***** EXTRACTED ENTRIES

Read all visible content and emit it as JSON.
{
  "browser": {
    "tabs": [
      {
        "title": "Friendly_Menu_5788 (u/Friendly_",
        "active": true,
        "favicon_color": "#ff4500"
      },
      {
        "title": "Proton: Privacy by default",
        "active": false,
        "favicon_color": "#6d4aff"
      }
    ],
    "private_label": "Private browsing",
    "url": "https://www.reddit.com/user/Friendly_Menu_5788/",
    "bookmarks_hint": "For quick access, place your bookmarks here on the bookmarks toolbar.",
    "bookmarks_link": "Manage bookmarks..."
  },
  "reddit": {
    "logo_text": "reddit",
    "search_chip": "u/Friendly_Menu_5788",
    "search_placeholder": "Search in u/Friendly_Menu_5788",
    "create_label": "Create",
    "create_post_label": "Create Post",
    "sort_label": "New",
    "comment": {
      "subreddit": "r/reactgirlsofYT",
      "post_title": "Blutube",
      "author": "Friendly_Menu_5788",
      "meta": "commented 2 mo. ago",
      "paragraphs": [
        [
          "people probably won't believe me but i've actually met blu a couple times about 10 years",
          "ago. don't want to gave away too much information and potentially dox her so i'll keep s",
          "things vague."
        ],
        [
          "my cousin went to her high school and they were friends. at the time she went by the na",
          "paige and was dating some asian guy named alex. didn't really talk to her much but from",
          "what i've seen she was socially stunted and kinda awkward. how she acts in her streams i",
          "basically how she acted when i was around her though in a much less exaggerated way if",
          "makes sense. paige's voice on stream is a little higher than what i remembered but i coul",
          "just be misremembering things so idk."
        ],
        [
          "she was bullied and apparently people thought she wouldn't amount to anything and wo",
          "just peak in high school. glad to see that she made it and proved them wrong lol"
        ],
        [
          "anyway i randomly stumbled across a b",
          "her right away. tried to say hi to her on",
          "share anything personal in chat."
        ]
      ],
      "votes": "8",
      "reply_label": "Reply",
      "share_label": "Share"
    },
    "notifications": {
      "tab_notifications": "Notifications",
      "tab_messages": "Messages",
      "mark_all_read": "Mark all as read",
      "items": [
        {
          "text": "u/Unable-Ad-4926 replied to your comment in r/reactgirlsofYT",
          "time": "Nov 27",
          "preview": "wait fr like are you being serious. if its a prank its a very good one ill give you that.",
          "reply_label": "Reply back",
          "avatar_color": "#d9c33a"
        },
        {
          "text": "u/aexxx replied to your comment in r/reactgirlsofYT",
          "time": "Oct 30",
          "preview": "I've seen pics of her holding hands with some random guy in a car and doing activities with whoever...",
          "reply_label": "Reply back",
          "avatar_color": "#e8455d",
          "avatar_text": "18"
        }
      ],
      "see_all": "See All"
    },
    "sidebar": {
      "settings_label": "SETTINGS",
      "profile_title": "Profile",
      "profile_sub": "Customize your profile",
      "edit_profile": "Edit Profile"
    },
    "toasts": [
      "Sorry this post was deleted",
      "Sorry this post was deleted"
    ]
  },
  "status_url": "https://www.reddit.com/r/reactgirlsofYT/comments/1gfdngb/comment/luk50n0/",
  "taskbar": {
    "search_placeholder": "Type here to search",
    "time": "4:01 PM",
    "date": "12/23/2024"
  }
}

**********

**REQUIRED TASK**
Search the entries for the word "your" and pick out every line that holds it.

**TASK SOLUTION**
    "bookmarks_hint": "For quick access, place your bookmarks here on the bookmarks toolbar.",
          "text": "u/Unable-Ad-4926 replied to your comment in r/reactgirlsofYT",
          "text": "u/aexxx replied to your comment in r/reactgirlsofYT",
      "profile_sub": "Customize your profile",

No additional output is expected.